__WORK ORDER__:
According to the article on the Bodega venture, how many locations does McDonald hope to have by the end of 2018?

__SOURCE DOCUMENT__:
They already launched Bodega in the Bay Area, with 30 locations at apartment lobbies, dorms, offices and gyms. They want to use data to figure out what the 100 most-needed items are to figure out what each box should have. Once you buy an item, they get information that the box needs to be re-stocked and they send a person out to do that.
“Each community tends to have relatively homogenous tastes, given that they live or work in the same place,” McDonald told the magazine. “By studying their buying behavior, we’re hoping to eventually figure out how the needs of people in one apartment building differ from those in another. We could customize the items in one dorm versus the next.”
By the end of 2018, McDonald hopes to have 1,000 locations.
3. McDonald Claims He’s ‘Not Particularly Concerned’ About Offending the Hispanic Community By Calling the Venture ‘Bodega’
Fast Company asked McDonald if he thought using “Bodega” as the name of the venture might be seen as culturally insensitive.
“I’m not particularly concerned about it,” he told the site. “We did surveys in the Latin American community to understand if they felt the name was a misappropriation of that term or had negative connotations, and 97% said ‘no’. It’s a simple name and I think it works.”
Frank Garcia, the chairman of the New York State Coalition of Hispanic Chamber of Commerce, who represents bodega owners in New York, told Fast Company that he would try to block McDonald from allowing them to install boxes in the city.
“I would ask my members not to allow these machines in any of their properties in New York State,” Garcia told the site. “And we would ask our Hispanic community not to use the service because they are not really bodegas. Real bodegas are all about human relationships within a community, having someone you know greet you and make the sandwich you like.”
A recent Bodega Association of the United States, Inc. survey found that there are 16,500 bodegas in New York City and 85 percent are owned by Latinos.
4. McDonald Co-Created Google Consumer Surveys & Worked at Google for 13 Years
McDonald worked at Google for 13 years, starting in 2003, after graduating from the University of California, San Diego, notes his LinkedIn page. He was also an adviser on Scoop Technologies and a Board Member of COMPAS Technology.
While at Google, McDonald specialized in consumer products and analytics. In 2012, McDonald and Brett Slatkin created Google Consumer Surveys, which helps businesses conduct market research.
“We hit upon this idea that instead of paying for content with your money, you could pay with your time for answering a one- or two-question market research survey; or at the time we had another idea, you could do what we called the human computation task, like labeling an image or categorizing a product,” McDonald explained to Forbes in 2013. “So we did this test in 2010 with the Huffington Post and we saw that people were happy to answer the market research questions and they weren’t so pleased with doing the human computation tasks.”
Notably, in that interview, McDonald said Google was trying to make products to help all businesses, including a “Mom and Pop shop on the corner.”
“Really we’re just trying to build a product where businesses of all sizes can use data to make data-driven decisions for their companies, whether that’s a Mom and Pop shop on the corner or a big company, everyone can use this service,” he told Forbes. “I think once you understand the power of that data and how to use it, you can build better products.”
McDonald was also produce lead on GMail and product manager for Google Ads Optimization. He also worked on Google Checkout and AdWords.
5. Rajan Also Worked at Google & Is a Graduate of Columbia University
In 2012, Rajan earned a B.S. in Biomedical/Medical Engineering from the University of Southern California. In 2013, he earned his Masters of Science in Computer Science from Columbia University in New York.
Rajan also worked at MightyHive, Summit Securities Group and Waterfall Mobile.

Dataset lines:
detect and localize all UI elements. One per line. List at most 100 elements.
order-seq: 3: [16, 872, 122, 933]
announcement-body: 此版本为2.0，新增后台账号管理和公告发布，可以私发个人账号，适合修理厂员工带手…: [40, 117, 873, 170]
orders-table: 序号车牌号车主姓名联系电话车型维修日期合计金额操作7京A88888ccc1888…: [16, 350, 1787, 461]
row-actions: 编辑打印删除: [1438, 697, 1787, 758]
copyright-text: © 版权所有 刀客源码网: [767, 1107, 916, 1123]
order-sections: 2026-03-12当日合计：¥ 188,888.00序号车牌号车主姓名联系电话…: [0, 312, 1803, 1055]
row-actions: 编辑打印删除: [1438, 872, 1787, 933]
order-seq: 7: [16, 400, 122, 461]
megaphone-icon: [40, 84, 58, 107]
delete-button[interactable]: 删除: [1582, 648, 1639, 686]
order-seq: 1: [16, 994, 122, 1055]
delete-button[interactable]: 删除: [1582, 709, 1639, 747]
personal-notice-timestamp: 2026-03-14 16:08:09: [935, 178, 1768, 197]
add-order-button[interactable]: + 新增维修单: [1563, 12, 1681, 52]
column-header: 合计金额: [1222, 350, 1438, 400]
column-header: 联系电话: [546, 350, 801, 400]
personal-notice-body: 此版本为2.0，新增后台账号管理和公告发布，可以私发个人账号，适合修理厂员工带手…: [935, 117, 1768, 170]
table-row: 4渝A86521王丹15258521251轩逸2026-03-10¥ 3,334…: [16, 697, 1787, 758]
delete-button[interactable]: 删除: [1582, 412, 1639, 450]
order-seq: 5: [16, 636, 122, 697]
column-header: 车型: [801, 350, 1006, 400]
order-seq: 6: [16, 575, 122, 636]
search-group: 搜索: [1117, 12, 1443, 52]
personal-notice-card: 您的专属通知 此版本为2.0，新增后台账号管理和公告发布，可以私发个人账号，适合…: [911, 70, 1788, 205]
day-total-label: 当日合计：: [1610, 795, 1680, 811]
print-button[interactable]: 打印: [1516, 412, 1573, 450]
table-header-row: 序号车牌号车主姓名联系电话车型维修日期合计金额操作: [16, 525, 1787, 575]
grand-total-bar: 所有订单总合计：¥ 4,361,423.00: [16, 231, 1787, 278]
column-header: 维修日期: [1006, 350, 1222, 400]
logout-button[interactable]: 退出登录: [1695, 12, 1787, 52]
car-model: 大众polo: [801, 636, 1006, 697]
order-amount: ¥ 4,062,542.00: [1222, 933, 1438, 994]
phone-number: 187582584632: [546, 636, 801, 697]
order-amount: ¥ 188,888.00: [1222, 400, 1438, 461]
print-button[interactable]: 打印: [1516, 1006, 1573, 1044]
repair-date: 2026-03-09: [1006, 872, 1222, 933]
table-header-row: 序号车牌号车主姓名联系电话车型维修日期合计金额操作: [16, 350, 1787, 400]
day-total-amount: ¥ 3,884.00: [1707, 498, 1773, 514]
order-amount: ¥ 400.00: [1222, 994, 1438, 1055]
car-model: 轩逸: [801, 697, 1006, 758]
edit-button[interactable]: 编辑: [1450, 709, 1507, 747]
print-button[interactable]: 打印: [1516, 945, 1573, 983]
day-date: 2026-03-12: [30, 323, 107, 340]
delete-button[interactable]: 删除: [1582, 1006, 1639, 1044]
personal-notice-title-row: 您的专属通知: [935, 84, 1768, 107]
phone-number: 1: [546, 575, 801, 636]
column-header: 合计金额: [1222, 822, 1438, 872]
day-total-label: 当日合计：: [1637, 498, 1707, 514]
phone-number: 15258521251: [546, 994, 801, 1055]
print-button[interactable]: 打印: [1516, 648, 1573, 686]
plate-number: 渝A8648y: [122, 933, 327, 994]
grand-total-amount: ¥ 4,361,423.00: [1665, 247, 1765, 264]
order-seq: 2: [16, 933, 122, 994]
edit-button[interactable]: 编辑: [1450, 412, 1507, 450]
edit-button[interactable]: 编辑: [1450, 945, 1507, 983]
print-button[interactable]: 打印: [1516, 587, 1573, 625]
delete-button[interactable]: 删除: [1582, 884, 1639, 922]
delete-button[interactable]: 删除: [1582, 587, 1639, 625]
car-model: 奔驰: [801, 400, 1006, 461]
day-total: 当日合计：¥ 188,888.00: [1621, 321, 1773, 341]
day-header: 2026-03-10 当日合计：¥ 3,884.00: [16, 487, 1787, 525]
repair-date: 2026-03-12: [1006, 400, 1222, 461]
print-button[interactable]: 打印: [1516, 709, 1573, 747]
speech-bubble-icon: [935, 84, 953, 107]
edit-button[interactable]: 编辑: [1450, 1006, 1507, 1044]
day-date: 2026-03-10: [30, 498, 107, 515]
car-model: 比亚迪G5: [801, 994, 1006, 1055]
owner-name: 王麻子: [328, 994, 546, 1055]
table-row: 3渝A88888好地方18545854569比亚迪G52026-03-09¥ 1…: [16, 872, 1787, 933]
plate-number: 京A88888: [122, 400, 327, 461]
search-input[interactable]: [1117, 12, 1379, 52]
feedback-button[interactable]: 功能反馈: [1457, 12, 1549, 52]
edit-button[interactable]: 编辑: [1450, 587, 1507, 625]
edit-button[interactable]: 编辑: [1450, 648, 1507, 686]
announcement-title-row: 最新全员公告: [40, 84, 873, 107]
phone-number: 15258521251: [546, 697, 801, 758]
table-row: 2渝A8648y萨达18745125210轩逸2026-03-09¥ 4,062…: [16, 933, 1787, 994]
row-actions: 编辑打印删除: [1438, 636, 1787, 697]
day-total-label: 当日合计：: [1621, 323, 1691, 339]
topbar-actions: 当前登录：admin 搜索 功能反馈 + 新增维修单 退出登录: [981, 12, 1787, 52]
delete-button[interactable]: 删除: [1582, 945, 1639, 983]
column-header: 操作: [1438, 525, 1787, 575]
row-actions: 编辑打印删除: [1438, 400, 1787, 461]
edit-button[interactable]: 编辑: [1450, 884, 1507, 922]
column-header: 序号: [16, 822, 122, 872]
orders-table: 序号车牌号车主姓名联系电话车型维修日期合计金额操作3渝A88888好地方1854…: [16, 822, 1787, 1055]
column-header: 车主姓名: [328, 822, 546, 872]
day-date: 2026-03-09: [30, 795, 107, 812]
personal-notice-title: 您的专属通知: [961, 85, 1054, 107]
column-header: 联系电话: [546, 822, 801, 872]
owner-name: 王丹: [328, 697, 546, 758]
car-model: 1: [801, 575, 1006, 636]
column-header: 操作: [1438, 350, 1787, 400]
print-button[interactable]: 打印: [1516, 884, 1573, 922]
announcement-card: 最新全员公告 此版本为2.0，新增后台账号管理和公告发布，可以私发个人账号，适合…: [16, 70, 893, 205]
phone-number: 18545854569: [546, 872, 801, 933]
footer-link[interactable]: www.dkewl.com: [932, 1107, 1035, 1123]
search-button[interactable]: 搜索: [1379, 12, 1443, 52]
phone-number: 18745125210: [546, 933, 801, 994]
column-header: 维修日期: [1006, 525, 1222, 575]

__TASK ANSWER__:
1,000 locations.